▸ **Recorded data**:
[Start]

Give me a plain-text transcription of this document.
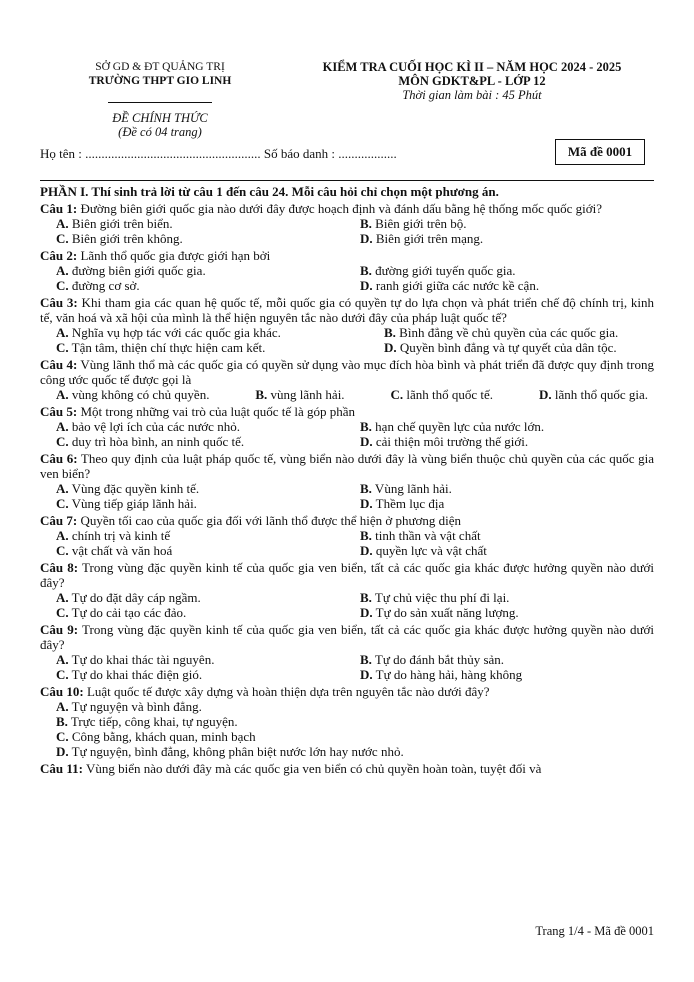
SỞ GD & ĐT QUẢNG TRỊ
TRƯỜNG THPT GIO LINH
ĐỀ CHÍNH THỨC
(Đề có 04 trang)
KIỂM TRA CUỐI HỌC KÌ II – NĂM HỌC 2024 - 2025
MÔN GDKT&PL - LỚP 12
Thời gian làm bài : 45 Phút
Họ tên : ...................................................... Số báo danh : ..................	Mã đề 0001
PHẦN I. Thí sinh trả lời từ câu 1 đến câu 24. Mỗi câu hỏi chỉ chọn một phương án.
Câu 1: Đường biên giới quốc gia nào dưới đây được hoạch định và đánh dấu bằng hệ thống mốc quốc giới?
A. Biên giới trên biển.	B. Biên giới trên bộ.
C. Biên giới trên không.	D. Biên giới trên mạng.
Câu 2: Lãnh thổ quốc gia được giới hạn bởi
A. đường biên giới quốc gia.	B. đường giới tuyến quốc gia.
C. đường cơ sở.	D. ranh giới giữa các nước kề cận.
Câu 3: Khi tham gia các quan hệ quốc tế, mỗi quốc gia có quyền tự do lựa chọn và phát triển chế độ chính trị, kinh tế, văn hoá và xã hội của mình là thể hiện nguyên tắc nào dưới đây của pháp luật quốc tế?
A. Nghĩa vụ hợp tác với các quốc gia khác.	B. Bình đẳng về chủ quyền của các quốc gia.
C. Tận tâm, thiện chí thực hiện cam kết.	D. Quyền bình đẳng và tự quyết của dân tộc.
Câu 4: Vùng lãnh thổ mà các quốc gia có quyền sử dụng vào mục đích hòa bình và phát triển đã được quy định trong công ước quốc tế được gọi là
A. vùng không có chủ quyền.	B. vùng lãnh hải.	C. lãnh thổ quốc tế.	D. lãnh thổ quốc gia.
Câu 5: Một trong những vai trò của luật quốc tế là góp phần
A. bảo vệ lợi ích của các nước nhỏ.	B. hạn chế quyền lực của nước lớn.
C. duy trì hòa bình, an ninh quốc tế.	D. cải thiện môi trường thế giới.
Câu 6: Theo quy định của luật pháp quốc tế, vùng biển nào dưới đây là vùng biển thuộc chủ quyền của các quốc gia ven biển?
A. Vùng đặc quyền kinh tế.	B. Vùng lãnh hải.
C. Vùng tiếp giáp lãnh hải.	D. Thềm lục địa
Câu 7: Quyền tối cao của quốc gia đối với lãnh thổ được thể hiện ở phương diện
A. chính trị và kinh tế	B. tinh thần và vật chất
C. vật chất và văn hoá	D. quyền lực và vật chất
Câu 8: Trong vùng đặc quyền kinh tế của quốc gia ven biển, tất cả các quốc gia khác được hưởng quyền nào dưới đây?
A. Tự do đặt dây cáp ngầm.	B. Tự chủ việc thu phí đi lại.
C. Tự do cải tạo các đảo.	D. Tự do sản xuất năng lượng.
Câu 9: Trong vùng đặc quyền kinh tế của quốc gia ven biển, tất cả các quốc gia khác được hưởng quyền nào dưới đây?
A. Tự do khai thác tài nguyên.	B. Tự do đánh bắt thủy sản.
C. Tự do khai thác điện gió.	D. Tự do hàng hải, hàng không
Câu 10: Luật quốc tế được xây dựng và hoàn thiện dựa trên nguyên tắc nào dưới đây?
A. Tự nguyện và bình đẳng.
B. Trực tiếp, công khai, tự nguyện.
C. Công bằng, khách quan, minh bạch
D. Tự nguyện, bình đẳng, không phân biệt nước lớn hay nước nhỏ.
Câu 11: Vùng biển nào dưới đây mà các quốc gia ven biển có chủ quyền hoàn toàn, tuyệt đối và
Trang 1/4 - Mã đề 0001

[End]

▸ **YOUR GOAL**:
Restate the whole listing above exactly, please, omitting every image.

▸ **FULL SOLUTION**:
Give me a plain-text transcription of this document.
SỞ GD & ĐT QUẢNG TRỊ
TRƯỜNG THPT GIO LINH
ĐỀ CHÍNH THỨC
(Đề có 04 trang)
KIỂM TRA CUỐI HỌC KÌ II – NĂM HỌC 2024 - 2025
MÔN GDKT&PL - LỚP 12
Thời gian làm bài : 45 Phút
Họ tên : ...................................................... Số báo danh : ..................	Mã đề 0001
PHẦN I. Thí sinh trả lời từ câu 1 đến câu 24. Mỗi câu hỏi chỉ chọn một phương án.
Câu 1: Đường biên giới quốc gia nào dưới đây được hoạch định và đánh dấu bằng hệ thống mốc quốc giới?
A. Biên giới trên biển.	B. Biên giới trên bộ.
C. Biên giới trên không.	D. Biên giới trên mạng.
Câu 2: Lãnh thổ quốc gia được giới hạn bởi
A. đường biên giới quốc gia.	B. đường giới tuyến quốc gia.
C. đường cơ sở.	D. ranh giới giữa các nước kề cận.
Câu 3: Khi tham gia các quan hệ quốc tế, mỗi quốc gia có quyền tự do lựa chọn và phát triển chế độ chính trị, kinh tế, văn hoá và xã hội của mình là thể hiện nguyên tắc nào dưới đây của pháp luật quốc tế?
A. Nghĩa vụ hợp tác với các quốc gia khác.	B. Bình đẳng về chủ quyền của các quốc gia.
C. Tận tâm, thiện chí thực hiện cam kết.	D. Quyền bình đẳng và tự quyết của dân tộc.
Câu 4: Vùng lãnh thổ mà các quốc gia có quyền sử dụng vào mục đích hòa bình và phát triển đã được quy định trong công ước quốc tế được gọi là
A. vùng không có chủ quyền.	B. vùng lãnh hải.	C. lãnh thổ quốc tế.	D. lãnh thổ quốc gia.
Câu 5: Một trong những vai trò của luật quốc tế là góp phần
A. bảo vệ lợi ích của các nước nhỏ.	B. hạn chế quyền lực của nước lớn.
C. duy trì hòa bình, an ninh quốc tế.	D. cải thiện môi trường thế giới.
Câu 6: Theo quy định của luật pháp quốc tế, vùng biển nào dưới đây là vùng biển thuộc chủ quyền của các quốc gia ven biển?
A. Vùng đặc quyền kinh tế.	B. Vùng lãnh hải.
C. Vùng tiếp giáp lãnh hải.	D. Thềm lục địa
Câu 7: Quyền tối cao của quốc gia đối với lãnh thổ được thể hiện ở phương diện
A. chính trị và kinh tế	B. tinh thần và vật chất
C. vật chất và văn hoá	D. quyền lực và vật chất
Câu 8: Trong vùng đặc quyền kinh tế của quốc gia ven biển, tất cả các quốc gia khác được hưởng quyền nào dưới đây?
A. Tự do đặt dây cáp ngầm.	B. Tự chủ việc thu phí đi lại.
C. Tự do cải tạo các đảo.	D. Tự do sản xuất năng lượng.
Câu 9: Trong vùng đặc quyền kinh tế của quốc gia ven biển, tất cả các quốc gia khác được hưởng quyền nào dưới đây?
A. Tự do khai thác tài nguyên.	B. Tự do đánh bắt thủy sản.
C. Tự do khai thác điện gió.	D. Tự do hàng hải, hàng không
Câu 10: Luật quốc tế được xây dựng và hoàn thiện dựa trên nguyên tắc nào dưới đây?
A. Tự nguyện và bình đẳng.
B. Trực tiếp, công khai, tự nguyện.
C. Công bằng, khách quan, minh bạch
D. Tự nguyện, bình đẳng, không phân biệt nước lớn hay nước nhỏ.
Câu 11: Vùng biển nào dưới đây mà các quốc gia ven biển có chủ quyền hoàn toàn, tuyệt đối và
Trang 1/4 - Mã đề 0001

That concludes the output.